THE TASK: Collect each line of the records containing the string "that".

LISTED RECORDS:

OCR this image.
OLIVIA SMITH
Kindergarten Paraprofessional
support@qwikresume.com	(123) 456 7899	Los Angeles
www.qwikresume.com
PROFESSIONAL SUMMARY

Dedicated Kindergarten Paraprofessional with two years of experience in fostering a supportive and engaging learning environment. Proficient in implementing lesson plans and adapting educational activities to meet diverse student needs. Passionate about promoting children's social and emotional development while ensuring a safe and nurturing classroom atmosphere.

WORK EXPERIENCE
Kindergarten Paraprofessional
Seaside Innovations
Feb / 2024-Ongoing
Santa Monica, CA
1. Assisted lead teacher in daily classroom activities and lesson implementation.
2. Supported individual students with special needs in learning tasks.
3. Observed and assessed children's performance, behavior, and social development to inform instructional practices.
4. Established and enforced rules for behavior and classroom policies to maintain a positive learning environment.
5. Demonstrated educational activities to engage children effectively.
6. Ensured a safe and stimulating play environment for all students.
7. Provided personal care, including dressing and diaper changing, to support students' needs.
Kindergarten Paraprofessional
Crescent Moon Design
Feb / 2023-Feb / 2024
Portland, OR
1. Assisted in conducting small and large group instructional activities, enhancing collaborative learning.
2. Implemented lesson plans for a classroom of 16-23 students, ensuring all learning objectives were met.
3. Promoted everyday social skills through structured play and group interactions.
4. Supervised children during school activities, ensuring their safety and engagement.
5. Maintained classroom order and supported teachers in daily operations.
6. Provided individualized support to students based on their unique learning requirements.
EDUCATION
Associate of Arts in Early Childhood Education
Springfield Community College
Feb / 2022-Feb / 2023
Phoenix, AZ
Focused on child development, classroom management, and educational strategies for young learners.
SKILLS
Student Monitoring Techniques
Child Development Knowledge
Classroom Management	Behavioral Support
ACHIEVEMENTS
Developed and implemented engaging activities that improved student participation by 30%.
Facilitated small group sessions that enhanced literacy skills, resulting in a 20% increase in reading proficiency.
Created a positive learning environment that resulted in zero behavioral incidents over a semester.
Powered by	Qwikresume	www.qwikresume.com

OUTPUT FOR THIS TASK:
Developed and implemented engaging activities that improved student participation by 30%.
Facilitated small group sessions that enhanced literacy skills, resulting in a 20% increase in reading proficiency.
Created a positive learning environment that resulted in zero behavioral incidents over a semester.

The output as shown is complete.